-- Objective --
Below are the records. Gather each line that holds "документах".

————————

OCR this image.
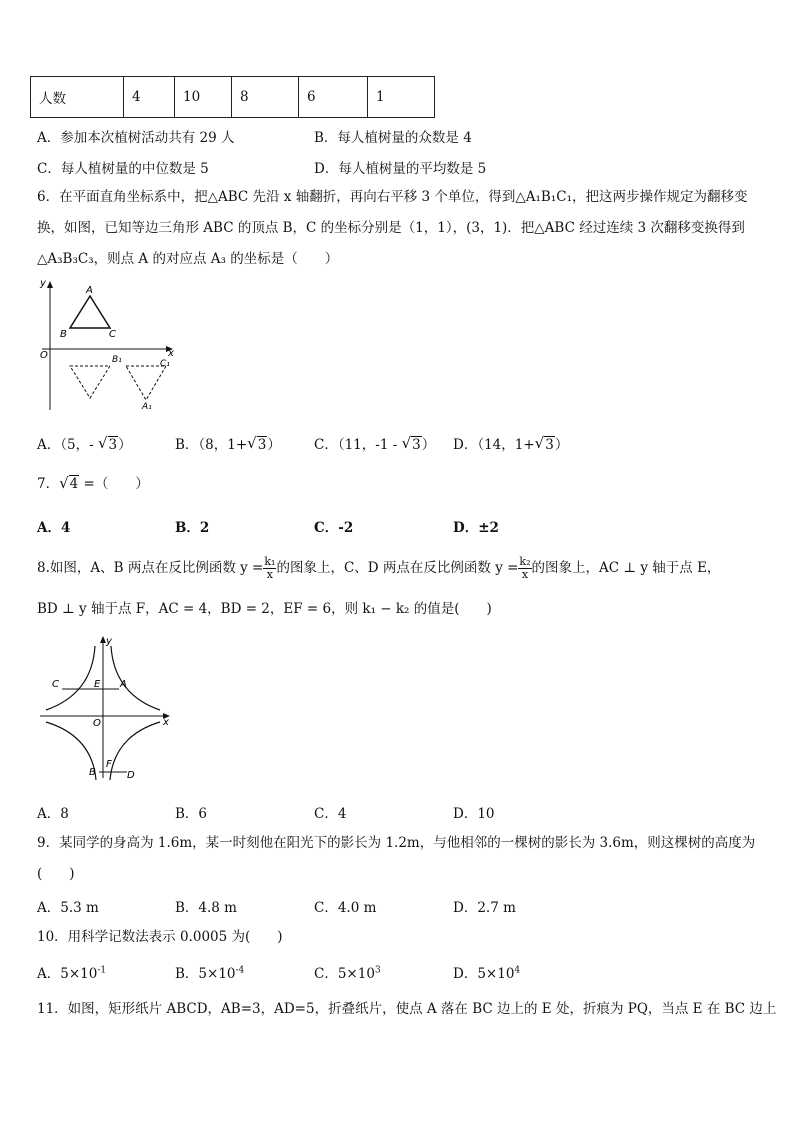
人数	4	10	8	6	1
A．参加本次植树活动共有 29 人	B．每人植树量的众数是 4
C．每人植树量的中位数是 5	D．每人植树量的平均数是 5
6．在平面直角坐标系中，把△ABC 先沿 x 轴翻折，再向右平移 3 个单位，得到△A₁B₁C₁，把这两步操作规定为翻移变
换，如图，已知等边三角形 ABC 的顶点 B，C 的坐标分别是（1，1），(3，1)．把△ABC 经过连续 3 次翻移变换得到
△A₃B₃C₃，则点 A 的对应点 A₃ 的坐标是（　　）
y
x
O
A
B	C
B₁	C₁
A₁
A．（5，- √3）	B．（8，1+√3） C．（11，-1 - √3） D．（14，1+√3）
7．√4 =（　　）
A．4	B．2	C．-2	D．±2
8.如图，A、B 两点在反比例函数 $y = \frac{\text{k₁}}{x}$ 的图象上，C、D 两点在反比例函数 $y = \frac{\text{k₂}}{x}$ 的图象上，AC ⊥ y 轴于点 E，
BD ⊥ y 轴于点 F，AC = 4，BD = 2，EF = 6，则 k₁ − k₂ 的值是(　　)
y
x
O
C	E A
B
F
D
A．8	B．6	C．4	D．10
9．某同学的身高为 1.6m，某一时刻他在阳光下的影长为 1.2m，与他相邻的一棵树的影长为 3.6m，则这棵树的高度为
(　　)
A．5.3 m	B．4.8 m	C．4.0 m	D．2.7 m
10．用科学记数法表示 0.0005 为(　　)
A．$5\times 10^{-1}$	B．$5\times 10^{-4}$	C．$5\times 10^3$	D．$5\times 10^4$
11．如图，矩形纸片 ABCD，AB=3，AD=5，折叠纸片，使点 A 落在 BC 边上的 E 处，折痕为 PQ，当点 E 在 BC 边上
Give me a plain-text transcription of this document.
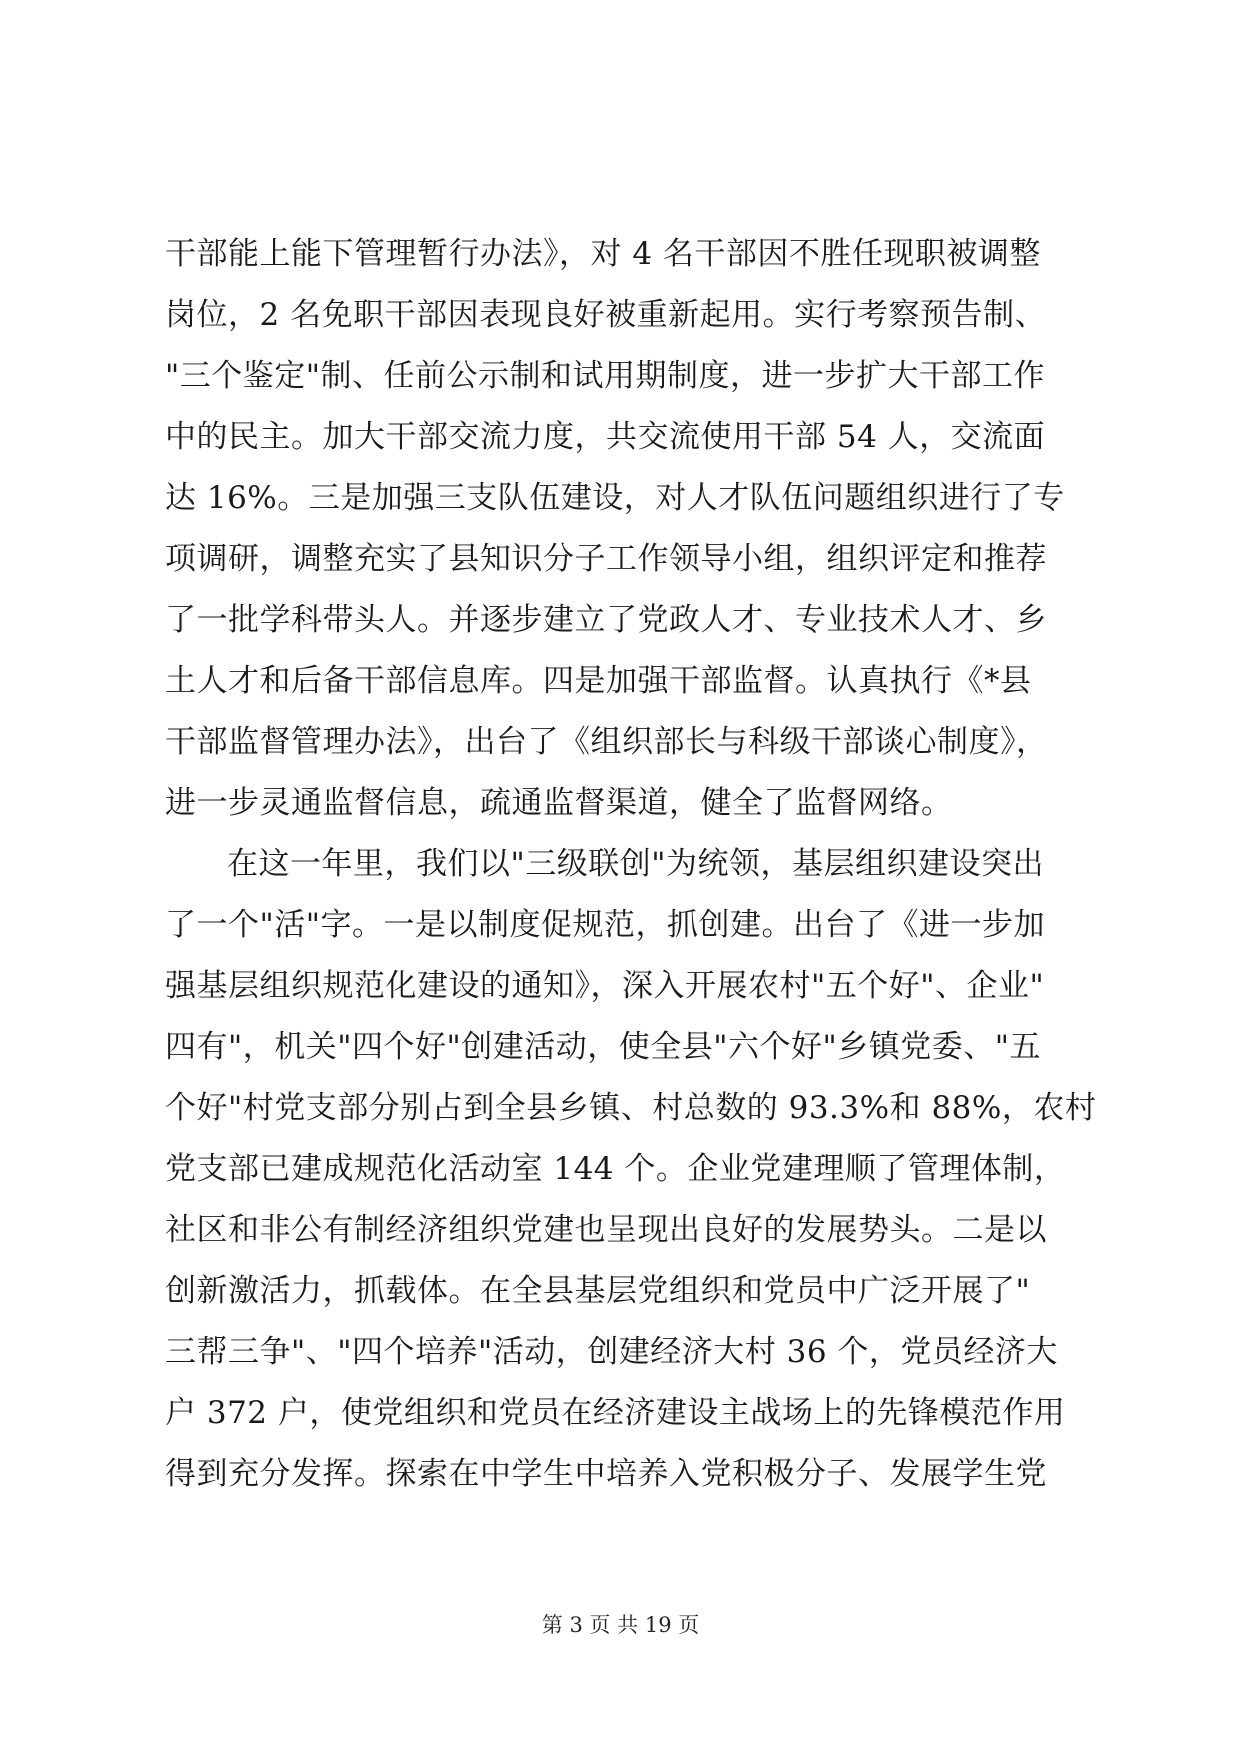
干部能上能下管理暂行办法》，对 4 名干部因不胜任现职被调整
岗位，2 名免职干部因表现良好被重新起用。实行考察预告制、
"三个鉴定"制、任前公示制和试用期制度，进一步扩大干部工作
中的民主。加大干部交流力度，共交流使用干部 54 人，交流面
达 16%。三是加强三支队伍建设，对人才队伍问题组织进行了专
项调研，调整充实了县知识分子工作领导小组，组织评定和推荐
了一批学科带头人。并逐步建立了党政人才、专业技术人才、乡
土人才和后备干部信息库。四是加强干部监督。认真执行《*县
干部监督管理办法》，出台了《组织部长与科级干部谈心制度》，
进一步灵通监督信息，疏通监督渠道，健全了监督网络。
在这一年里，我们以"三级联创"为统领，基层组织建设突出
了一个"活"字。一是以制度促规范，抓创建。出台了《进一步加
强基层组织规范化建设的通知》，深入开展农村"五个好"、企业"
四有"，机关"四个好"创建活动，使全县"六个好"乡镇党委、"五
个好"村党支部分别占到全县乡镇、村总数的 93.3%和 88%，农村
党支部已建成规范化活动室 144 个。企业党建理顺了管理体制，
社区和非公有制经济组织党建也呈现出良好的发展势头。二是以
创新激活力，抓载体。在全县基层党组织和党员中广泛开展了"
三帮三争"、"四个培养"活动，创建经济大村 36 个，党员经济大
户 372 户，使党组织和党员在经济建设主战场上的先锋模范作用
得到充分发挥。探索在中学生中培养入党积极分子、发展学生党
第 3 页 共 19 页
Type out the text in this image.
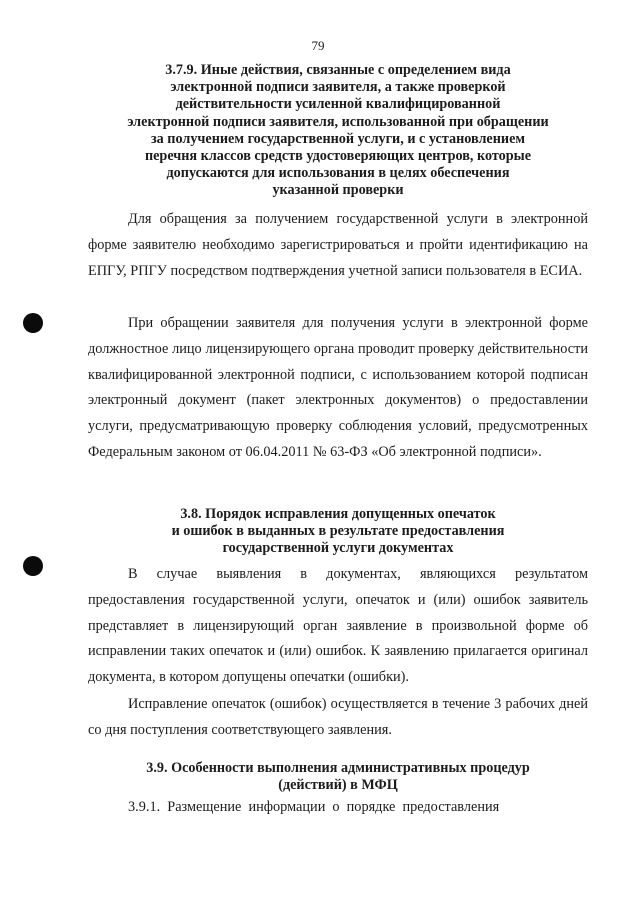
79
3.7.9. Иные действия, связанные с определением вида
электронной подписи заявителя, а также проверкой
действительности усиленной квалифицированной
электронной подписи заявителя, использованной при обращении
за получением государственной услуги, и с установлением
перечня классов средств удостоверяющих центров, которые
допускаются для использования в целях обеспечения
указанной проверки

Для обращения за получением государственной услуги в электронной форме заявителю необходимо зарегистрироваться и пройти идентификацию на ЕПГУ, РПГУ посредством подтверждения учетной записи пользователя в ЕСИА.

При обращении заявителя для получения услуги в электронной форме должностное лицо лицензирующего органа проводит проверку действительности квалифицированной электронной подписи, с использованием которой подписан электронный документ (пакет электронных документов) о предоставлении услуги, предусматривающую проверку соблюдения условий, предусмотренных Федеральным законом от 06.04.2011 № 63-ФЗ «Об электронной подписи».

3.8. Порядок исправления допущенных опечаток
и ошибок в выданных в результате предоставления
государственной услуги документах

В случае выявления в документах, являющихся результатом предоставления государственной услуги, опечаток и (или) ошибок заявитель представляет в лицензирующий орган заявление в произвольной форме об исправлении таких опечаток и (или) ошибок. К заявлению прилагается оригинал документа, в котором допущены опечатки (ошибки).

Исправление опечаток (ошибок) осуществляется в течение 3 рабочих дней со дня поступления соответствующего заявления.

3.9. Особенности выполнения административных процедур
(действий) в МФЦ

3.9.1. Размещение информации о порядке предоставления
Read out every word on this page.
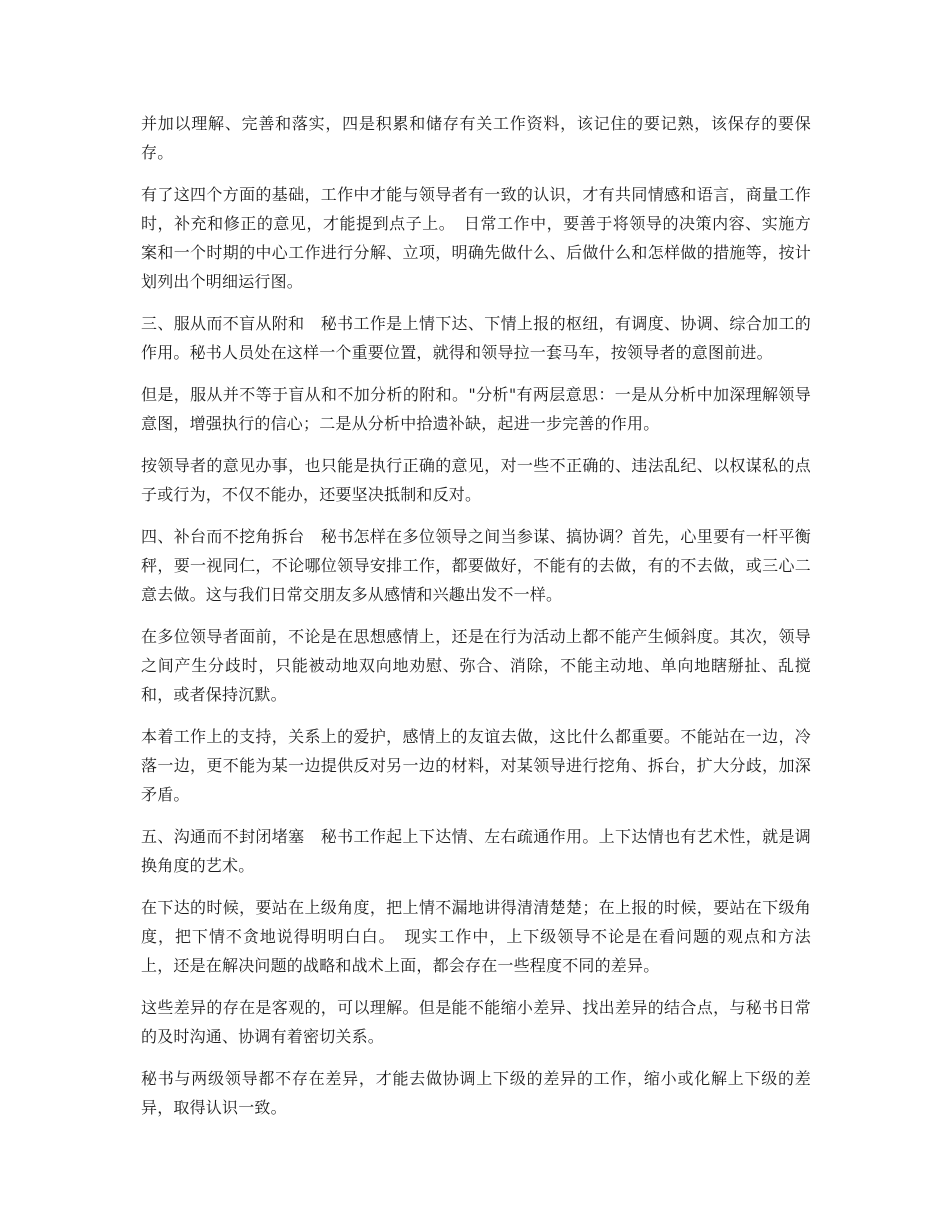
并加以理解、完善和落实，四是积累和储存有关工作资料，该记住的要记熟，该保存的要保存。

有了这四个方面的基础，工作中才能与领导者有一致的认识，才有共同情感和语言，商量工作时，补充和修正的意见，才能提到点子上。　日常工作中，要善于将领导的决策内容、实施方案和一个时期的中心工作进行分解、立项，明确先做什么、后做什么和怎样做的措施等，按计划列出个明细运行图。

三、服从而不盲从附和　秘书工作是上情下达、下情上报的枢纽，有调度、协调、综合加工的作用。秘书人员处在这样一个重要位置，就得和领导拉一套马车，按领导者的意图前进。

但是，服从并不等于盲从和不加分析的附和。"分析"有两层意思：一是从分析中加深理解领导意图，增强执行的信心；二是从分析中拾遗补缺，起进一步完善的作用。

按领导者的意见办事，也只能是执行正确的意见，对一些不正确的、违法乱纪、以权谋私的点子或行为，不仅不能办，还要坚决抵制和反对。

四、补台而不挖角拆台　秘书怎样在多位领导之间当参谋、搞协调？首先，心里要有一杆平衡秤，要一视同仁，不论哪位领导安排工作，都要做好，不能有的去做，有的不去做，或三心二意去做。这与我们日常交朋友多从感情和兴趣出发不一样。

在多位领导者面前，不论是在思想感情上，还是在行为活动上都不能产生倾斜度。其次，领导之间产生分歧时，只能被动地双向地劝慰、弥合、消除，不能主动地、单向地瞎掰扯、乱搅和，或者保持沉默。

本着工作上的支持，关系上的爱护，感情上的友谊去做，这比什么都重要。不能站在一边，冷落一边，更不能为某一边提供反对另一边的材料，对某领导进行挖角、拆台，扩大分歧，加深矛盾。

五、沟通而不封闭堵塞　秘书工作起上下达情、左右疏通作用。上下达情也有艺术性，就是调换角度的艺术。

在下达的时候，要站在上级角度，把上情不漏地讲得清清楚楚；在上报的时候，要站在下级角度，把下情不贪地说得明明白白。　现实工作中，上下级领导不论是在看问题的观点和方法上，还是在解决问题的战略和战术上面，都会存在一些程度不同的差异。

这些差异的存在是客观的，可以理解。但是能不能缩小差异、找出差异的结合点，与秘书日常的及时沟通、协调有着密切关系。

秘书与两级领导都不存在差异，才能去做协调上下级的差异的工作，缩小或化解上下级的差异，取得认识一致。
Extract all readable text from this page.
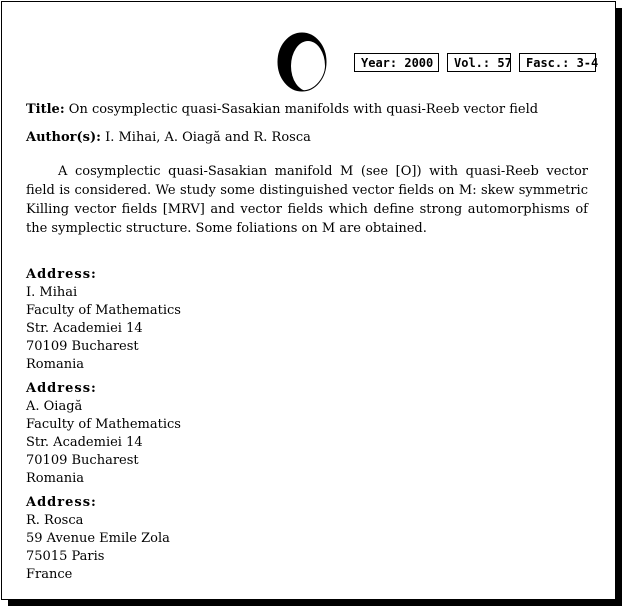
Year: 2000	Vol.: 57	Fasc.: 3-4
Title: On cosymplectic quasi-Sasakian manifolds with quasi-Reeb vector field
Author(s): I. Mihai, A. Oiagă and R. Rosca

A cosymplectic quasi-Sasakian manifold M (see [O]) with quasi-Reeb vector field is considered. We study some distinguished vector fields on M: skew symmetric Killing vector fields [MRV] and vector fields which define strong automorphisms of the symplectic structure. Some foliations on M are obtained.

Address:
I. Mihai
Faculty of Mathematics
Str. Academiei 14
70109 Bucharest
Romania
Address:
A. Oiagă
Faculty of Mathematics
Str. Academiei 14
70109 Bucharest
Romania
Address:
R. Rosca
59 Avenue Emile Zola
75015 Paris
France
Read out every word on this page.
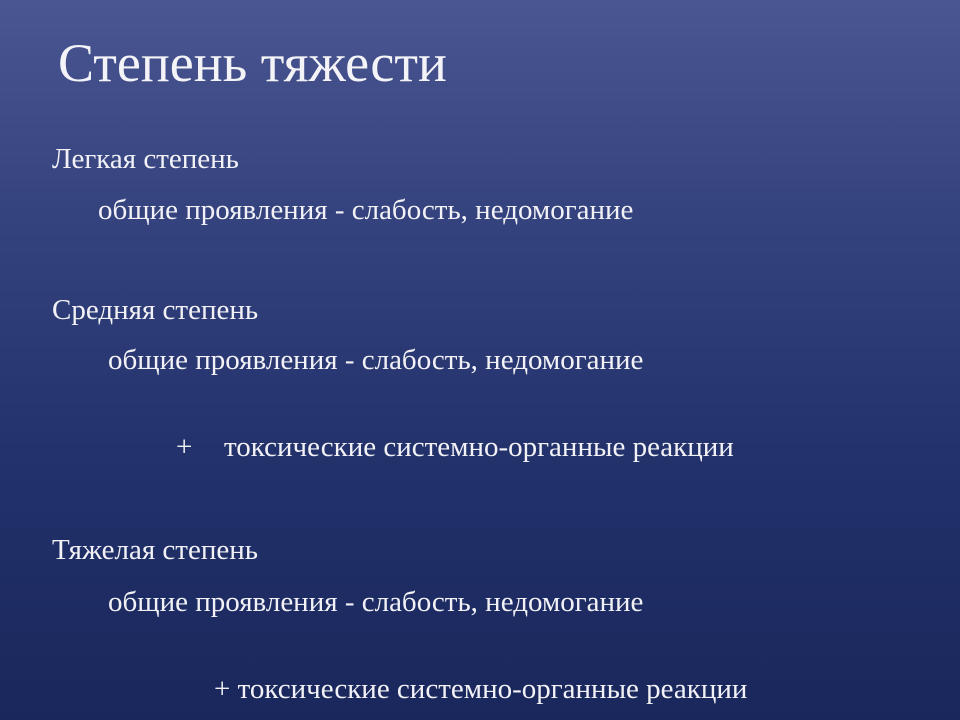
Степень тяжести
Легкая степень
общие проявления - слабость, недомогание
Средняя степень
общие проявления - слабость, недомогание
+ токсические системно-органные реакции
Тяжелая степень
общие проявления - слабость, недомогание
+ токсические системно-органные реакции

————————

-- Solution to this exercise --
государственной услуги документах
В случае выявления в документах, являющихся результатом предоставления государственной услуги, опечаток и (или) ошибок заявитель представляет в лицензирующий орган заявление в произвольной форме об исправлении таких опечаток и (или) ошибок. К заявлению прилагается оригинал документа, в котором допущены опечатки (ошибки).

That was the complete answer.